- [WORK TO COMPLETE]:
All lines in which the word "electric" occurs are to be extracted.

— start of SUPPLIED DATA —

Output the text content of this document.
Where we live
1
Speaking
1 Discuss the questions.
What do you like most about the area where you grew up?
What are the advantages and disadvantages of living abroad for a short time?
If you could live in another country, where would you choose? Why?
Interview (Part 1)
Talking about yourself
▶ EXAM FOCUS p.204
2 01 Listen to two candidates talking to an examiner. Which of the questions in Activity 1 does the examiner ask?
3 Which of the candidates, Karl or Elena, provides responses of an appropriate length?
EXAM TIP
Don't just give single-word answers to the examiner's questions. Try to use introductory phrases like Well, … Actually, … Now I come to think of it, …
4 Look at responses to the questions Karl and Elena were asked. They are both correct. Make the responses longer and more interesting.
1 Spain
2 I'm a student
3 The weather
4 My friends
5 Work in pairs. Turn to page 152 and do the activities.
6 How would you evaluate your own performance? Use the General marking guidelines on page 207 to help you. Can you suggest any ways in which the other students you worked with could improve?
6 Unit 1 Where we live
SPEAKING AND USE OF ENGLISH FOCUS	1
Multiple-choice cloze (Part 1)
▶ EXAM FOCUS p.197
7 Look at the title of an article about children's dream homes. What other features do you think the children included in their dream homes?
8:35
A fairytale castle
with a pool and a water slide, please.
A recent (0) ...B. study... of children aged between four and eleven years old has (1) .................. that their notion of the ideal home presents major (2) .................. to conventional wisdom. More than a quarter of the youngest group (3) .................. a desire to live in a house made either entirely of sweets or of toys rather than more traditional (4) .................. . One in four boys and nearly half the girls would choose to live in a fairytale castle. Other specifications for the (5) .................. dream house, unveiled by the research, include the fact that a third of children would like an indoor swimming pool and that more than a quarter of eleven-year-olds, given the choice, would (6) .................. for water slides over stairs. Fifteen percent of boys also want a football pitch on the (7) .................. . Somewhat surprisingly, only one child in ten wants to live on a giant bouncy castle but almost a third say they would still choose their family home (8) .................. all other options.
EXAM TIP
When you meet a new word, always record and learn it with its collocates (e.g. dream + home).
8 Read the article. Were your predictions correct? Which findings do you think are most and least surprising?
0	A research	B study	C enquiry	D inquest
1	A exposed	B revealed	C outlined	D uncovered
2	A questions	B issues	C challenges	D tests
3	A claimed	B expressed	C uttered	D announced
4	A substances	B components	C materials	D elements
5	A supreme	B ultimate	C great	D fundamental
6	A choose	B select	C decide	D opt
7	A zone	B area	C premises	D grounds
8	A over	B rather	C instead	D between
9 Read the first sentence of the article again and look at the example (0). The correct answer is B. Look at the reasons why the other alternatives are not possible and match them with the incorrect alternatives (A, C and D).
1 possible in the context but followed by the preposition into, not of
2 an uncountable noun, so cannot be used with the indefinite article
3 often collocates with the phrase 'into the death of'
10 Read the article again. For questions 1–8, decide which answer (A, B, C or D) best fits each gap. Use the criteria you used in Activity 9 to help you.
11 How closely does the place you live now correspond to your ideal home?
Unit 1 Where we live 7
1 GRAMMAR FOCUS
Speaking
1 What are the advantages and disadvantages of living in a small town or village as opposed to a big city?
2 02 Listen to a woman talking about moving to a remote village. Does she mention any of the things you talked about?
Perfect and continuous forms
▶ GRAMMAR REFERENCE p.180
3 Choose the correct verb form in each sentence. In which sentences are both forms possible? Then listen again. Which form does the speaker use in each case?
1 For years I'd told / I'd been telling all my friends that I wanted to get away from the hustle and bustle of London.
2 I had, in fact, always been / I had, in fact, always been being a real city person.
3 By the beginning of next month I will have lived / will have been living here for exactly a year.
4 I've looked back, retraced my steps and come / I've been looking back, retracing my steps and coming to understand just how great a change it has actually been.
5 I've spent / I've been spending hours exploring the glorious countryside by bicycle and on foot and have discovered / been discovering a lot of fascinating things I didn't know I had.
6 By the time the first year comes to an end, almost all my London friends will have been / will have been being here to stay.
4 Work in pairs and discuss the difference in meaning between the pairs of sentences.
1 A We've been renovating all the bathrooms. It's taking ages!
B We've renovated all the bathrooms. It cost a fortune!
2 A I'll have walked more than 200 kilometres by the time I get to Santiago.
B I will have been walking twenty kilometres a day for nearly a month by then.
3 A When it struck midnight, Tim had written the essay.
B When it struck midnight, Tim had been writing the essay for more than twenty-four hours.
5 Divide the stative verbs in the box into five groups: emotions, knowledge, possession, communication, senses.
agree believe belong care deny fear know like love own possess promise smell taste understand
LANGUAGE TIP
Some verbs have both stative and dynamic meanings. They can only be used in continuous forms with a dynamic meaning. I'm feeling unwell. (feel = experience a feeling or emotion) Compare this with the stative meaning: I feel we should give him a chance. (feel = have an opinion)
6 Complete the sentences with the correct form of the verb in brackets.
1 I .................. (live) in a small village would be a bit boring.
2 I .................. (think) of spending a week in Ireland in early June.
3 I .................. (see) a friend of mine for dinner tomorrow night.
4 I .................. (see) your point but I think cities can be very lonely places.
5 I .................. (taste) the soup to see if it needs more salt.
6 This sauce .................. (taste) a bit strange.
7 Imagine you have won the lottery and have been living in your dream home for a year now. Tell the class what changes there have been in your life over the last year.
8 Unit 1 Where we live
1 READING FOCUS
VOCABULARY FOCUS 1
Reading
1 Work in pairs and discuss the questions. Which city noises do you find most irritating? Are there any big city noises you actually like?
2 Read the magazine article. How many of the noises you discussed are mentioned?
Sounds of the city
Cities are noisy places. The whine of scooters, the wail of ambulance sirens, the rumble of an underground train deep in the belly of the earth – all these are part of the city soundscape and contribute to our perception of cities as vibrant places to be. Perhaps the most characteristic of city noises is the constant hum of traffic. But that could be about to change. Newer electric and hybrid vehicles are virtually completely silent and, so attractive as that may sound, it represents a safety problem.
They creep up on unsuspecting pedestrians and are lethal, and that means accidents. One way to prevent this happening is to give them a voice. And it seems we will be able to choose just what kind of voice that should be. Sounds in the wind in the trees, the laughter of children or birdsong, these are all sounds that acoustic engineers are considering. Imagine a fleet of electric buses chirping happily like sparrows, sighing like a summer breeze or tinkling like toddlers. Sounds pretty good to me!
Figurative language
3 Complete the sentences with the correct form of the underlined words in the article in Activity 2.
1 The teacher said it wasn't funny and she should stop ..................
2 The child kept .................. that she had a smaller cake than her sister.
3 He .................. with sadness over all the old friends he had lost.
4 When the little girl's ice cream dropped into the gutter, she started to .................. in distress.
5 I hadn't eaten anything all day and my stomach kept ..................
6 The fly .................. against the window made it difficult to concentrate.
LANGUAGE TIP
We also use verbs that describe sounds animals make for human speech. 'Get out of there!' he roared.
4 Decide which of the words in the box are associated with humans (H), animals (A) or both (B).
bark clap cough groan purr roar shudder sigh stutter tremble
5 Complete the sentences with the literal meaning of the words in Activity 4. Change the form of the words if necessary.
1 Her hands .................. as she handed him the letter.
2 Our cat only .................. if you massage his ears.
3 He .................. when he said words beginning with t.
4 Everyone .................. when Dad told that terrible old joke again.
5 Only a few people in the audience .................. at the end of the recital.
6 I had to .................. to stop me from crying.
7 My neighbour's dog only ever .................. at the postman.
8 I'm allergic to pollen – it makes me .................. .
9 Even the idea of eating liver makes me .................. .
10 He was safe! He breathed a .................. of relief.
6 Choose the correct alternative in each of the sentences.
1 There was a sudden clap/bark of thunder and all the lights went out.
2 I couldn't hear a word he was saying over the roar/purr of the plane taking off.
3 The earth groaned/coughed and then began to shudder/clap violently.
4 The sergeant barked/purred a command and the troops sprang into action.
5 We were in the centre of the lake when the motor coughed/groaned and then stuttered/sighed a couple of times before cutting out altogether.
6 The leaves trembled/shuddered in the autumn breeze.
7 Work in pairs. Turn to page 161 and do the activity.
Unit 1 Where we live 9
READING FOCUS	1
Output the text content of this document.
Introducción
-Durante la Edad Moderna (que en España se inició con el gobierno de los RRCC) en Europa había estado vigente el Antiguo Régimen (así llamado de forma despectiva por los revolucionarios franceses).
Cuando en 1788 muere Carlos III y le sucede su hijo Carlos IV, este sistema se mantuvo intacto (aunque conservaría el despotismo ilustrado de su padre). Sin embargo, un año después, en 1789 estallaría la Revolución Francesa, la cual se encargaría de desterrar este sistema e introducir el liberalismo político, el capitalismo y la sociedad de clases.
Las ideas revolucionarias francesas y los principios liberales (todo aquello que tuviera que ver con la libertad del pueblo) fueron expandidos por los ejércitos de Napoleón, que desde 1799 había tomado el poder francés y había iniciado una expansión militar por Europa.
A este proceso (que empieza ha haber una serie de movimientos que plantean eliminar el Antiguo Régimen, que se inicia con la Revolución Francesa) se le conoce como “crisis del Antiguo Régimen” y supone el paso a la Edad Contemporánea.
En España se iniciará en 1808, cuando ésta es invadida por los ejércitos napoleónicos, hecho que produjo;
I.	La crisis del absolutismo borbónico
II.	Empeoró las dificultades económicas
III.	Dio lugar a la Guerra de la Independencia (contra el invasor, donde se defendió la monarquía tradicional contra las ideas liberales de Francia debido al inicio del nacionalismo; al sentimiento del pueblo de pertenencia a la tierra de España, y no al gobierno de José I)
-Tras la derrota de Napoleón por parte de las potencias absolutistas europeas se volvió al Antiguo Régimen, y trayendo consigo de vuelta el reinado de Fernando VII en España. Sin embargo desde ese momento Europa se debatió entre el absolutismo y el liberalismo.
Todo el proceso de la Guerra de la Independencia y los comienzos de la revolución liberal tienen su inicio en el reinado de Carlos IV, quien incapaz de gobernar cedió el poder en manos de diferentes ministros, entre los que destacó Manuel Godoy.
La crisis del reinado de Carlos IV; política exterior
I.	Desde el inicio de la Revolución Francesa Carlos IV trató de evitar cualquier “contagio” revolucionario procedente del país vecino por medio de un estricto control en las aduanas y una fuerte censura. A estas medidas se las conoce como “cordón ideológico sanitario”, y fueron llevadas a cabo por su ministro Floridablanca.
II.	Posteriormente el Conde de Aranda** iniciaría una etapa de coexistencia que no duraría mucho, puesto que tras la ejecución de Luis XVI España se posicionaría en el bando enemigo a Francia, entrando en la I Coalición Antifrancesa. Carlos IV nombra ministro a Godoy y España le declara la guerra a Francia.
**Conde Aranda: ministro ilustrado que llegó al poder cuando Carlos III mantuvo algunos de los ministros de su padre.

— end of SUPPLIED DATA —

- [TASK SOLUTION]:
Cities are noisy places. The whine of scooters, the wail of ambulance sirens, the rumble of an underground train deep in the belly of the earth – all these are part of the city soundscape and contribute to our perception of cities as vibrant places to be. Perhaps the most characteristic of city noises is the constant hum of traffic. But that could be about to change. Newer electric and hybrid vehicles are virtually completely silent and, so attractive as that may sound, it represents a safety problem.
They creep up on unsuspecting pedestrians and are lethal, and that means accidents. One way to prevent this happening is to give them a voice. And it seems we will be able to choose just what kind of voice that should be. Sounds in the wind in the trees, the laughter of children or birdsong, these are all sounds that acoustic engineers are considering. Imagine a fleet of electric buses chirping happily like sparrows, sighing like a summer breeze or tinkling like toddlers. Sounds pretty good to me!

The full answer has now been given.